Where does the string "following" appear? Copy every line of the entries below that holds it.

--- BEGIN ---

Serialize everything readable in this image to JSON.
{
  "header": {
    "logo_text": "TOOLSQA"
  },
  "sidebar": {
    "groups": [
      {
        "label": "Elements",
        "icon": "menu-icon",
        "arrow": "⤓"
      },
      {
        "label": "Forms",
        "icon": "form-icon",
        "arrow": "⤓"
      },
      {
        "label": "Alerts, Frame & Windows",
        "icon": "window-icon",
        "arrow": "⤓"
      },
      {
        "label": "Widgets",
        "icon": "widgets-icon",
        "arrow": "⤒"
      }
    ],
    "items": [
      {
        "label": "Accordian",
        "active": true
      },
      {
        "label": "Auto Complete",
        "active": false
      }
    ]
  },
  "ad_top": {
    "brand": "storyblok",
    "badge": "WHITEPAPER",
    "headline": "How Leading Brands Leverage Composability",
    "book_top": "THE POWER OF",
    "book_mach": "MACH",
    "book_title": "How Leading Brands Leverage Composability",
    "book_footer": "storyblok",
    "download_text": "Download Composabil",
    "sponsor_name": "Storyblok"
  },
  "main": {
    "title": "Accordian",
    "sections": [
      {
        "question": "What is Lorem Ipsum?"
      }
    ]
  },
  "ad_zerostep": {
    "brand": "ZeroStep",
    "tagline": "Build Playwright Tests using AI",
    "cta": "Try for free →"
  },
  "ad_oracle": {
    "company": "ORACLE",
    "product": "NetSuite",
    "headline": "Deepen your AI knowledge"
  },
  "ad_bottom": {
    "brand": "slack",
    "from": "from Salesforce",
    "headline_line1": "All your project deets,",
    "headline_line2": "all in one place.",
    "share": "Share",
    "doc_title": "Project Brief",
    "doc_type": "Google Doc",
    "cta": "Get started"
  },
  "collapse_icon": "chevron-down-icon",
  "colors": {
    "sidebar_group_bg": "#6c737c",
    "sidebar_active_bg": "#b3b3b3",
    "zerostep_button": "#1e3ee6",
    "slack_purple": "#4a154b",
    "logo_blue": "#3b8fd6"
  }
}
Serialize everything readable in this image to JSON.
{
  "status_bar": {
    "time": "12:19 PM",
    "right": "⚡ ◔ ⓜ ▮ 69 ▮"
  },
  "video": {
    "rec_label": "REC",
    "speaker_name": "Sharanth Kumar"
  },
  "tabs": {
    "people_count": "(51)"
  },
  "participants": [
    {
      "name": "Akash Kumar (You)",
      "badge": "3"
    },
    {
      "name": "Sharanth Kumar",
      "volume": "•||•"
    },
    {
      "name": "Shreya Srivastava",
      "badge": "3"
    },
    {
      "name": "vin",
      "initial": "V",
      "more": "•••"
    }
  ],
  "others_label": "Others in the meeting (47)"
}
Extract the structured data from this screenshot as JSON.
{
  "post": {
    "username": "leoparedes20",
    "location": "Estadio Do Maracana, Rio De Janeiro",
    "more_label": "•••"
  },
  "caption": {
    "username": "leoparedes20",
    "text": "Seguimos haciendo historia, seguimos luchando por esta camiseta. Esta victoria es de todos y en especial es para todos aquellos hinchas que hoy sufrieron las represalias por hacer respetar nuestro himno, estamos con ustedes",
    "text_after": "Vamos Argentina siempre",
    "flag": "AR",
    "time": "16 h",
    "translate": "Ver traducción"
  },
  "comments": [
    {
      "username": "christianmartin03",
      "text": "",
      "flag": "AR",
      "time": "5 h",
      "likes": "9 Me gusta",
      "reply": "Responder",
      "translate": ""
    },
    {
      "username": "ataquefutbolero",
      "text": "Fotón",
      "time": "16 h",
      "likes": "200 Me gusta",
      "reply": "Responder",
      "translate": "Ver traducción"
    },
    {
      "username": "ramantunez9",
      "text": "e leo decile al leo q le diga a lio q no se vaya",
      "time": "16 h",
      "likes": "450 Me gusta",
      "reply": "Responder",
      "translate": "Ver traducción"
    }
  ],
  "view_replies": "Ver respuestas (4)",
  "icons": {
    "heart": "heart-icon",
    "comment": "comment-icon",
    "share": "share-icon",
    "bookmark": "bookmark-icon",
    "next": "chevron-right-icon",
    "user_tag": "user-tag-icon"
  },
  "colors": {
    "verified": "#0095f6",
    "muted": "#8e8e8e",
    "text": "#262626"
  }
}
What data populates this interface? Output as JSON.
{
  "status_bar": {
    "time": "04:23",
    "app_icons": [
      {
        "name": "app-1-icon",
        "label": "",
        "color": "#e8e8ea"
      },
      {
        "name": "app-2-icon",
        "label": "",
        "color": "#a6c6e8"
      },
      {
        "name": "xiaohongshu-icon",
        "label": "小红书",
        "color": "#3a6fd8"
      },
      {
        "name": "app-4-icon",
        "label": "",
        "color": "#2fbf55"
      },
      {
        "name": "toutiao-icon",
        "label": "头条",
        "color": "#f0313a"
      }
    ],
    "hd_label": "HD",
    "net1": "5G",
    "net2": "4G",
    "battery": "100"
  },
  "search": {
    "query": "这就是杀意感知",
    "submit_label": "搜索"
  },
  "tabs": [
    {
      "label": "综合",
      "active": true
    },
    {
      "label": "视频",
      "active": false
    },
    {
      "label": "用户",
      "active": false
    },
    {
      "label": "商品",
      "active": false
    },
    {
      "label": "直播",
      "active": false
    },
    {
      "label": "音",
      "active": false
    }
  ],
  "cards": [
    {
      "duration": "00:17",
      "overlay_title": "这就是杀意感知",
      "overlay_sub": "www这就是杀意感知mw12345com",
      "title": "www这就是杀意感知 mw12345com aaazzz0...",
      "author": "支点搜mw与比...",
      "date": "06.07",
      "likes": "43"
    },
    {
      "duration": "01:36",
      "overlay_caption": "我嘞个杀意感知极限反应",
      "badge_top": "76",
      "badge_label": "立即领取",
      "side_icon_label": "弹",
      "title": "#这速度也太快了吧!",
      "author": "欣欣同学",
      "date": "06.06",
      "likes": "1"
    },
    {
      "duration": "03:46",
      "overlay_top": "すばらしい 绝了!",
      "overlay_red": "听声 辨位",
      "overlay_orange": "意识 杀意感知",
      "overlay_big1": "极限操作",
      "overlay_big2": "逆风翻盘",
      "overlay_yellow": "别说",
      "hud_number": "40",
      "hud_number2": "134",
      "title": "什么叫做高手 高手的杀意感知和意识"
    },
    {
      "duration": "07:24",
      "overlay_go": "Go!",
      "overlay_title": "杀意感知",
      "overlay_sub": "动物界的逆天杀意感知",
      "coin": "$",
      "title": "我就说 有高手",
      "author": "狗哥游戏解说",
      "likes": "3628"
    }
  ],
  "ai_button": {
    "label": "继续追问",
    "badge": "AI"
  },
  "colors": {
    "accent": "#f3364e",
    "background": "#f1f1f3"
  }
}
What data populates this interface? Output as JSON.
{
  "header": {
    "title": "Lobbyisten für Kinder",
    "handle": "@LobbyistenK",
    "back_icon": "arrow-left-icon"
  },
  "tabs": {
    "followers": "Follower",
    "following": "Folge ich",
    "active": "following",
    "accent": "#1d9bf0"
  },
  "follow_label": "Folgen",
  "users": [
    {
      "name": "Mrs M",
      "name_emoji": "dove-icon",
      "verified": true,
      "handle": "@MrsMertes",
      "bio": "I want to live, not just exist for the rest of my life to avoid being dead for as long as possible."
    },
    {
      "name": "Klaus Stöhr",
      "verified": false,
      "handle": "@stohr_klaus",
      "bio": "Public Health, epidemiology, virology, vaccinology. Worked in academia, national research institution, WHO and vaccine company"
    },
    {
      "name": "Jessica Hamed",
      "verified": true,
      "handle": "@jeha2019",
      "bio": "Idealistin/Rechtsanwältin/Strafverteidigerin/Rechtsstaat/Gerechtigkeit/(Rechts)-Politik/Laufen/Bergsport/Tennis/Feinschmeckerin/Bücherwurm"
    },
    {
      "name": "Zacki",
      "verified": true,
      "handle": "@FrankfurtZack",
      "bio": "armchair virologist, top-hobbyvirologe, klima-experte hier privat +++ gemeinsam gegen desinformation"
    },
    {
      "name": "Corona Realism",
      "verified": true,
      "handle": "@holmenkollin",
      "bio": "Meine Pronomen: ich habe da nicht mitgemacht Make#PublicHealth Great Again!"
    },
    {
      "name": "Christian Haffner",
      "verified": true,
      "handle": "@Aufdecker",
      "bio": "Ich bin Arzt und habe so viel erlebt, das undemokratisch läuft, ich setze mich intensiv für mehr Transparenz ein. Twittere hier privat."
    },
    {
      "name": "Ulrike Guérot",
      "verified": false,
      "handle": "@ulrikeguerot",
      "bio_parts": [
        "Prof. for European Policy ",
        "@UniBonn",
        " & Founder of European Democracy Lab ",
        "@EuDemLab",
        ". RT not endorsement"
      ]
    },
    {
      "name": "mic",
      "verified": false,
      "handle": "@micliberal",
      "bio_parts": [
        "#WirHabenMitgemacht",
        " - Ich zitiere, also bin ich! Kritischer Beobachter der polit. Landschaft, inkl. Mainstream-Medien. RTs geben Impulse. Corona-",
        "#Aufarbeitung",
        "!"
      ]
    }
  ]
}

--- END ---

# RESULT BELOW
    "following": "Folge ich",
    "active": "following",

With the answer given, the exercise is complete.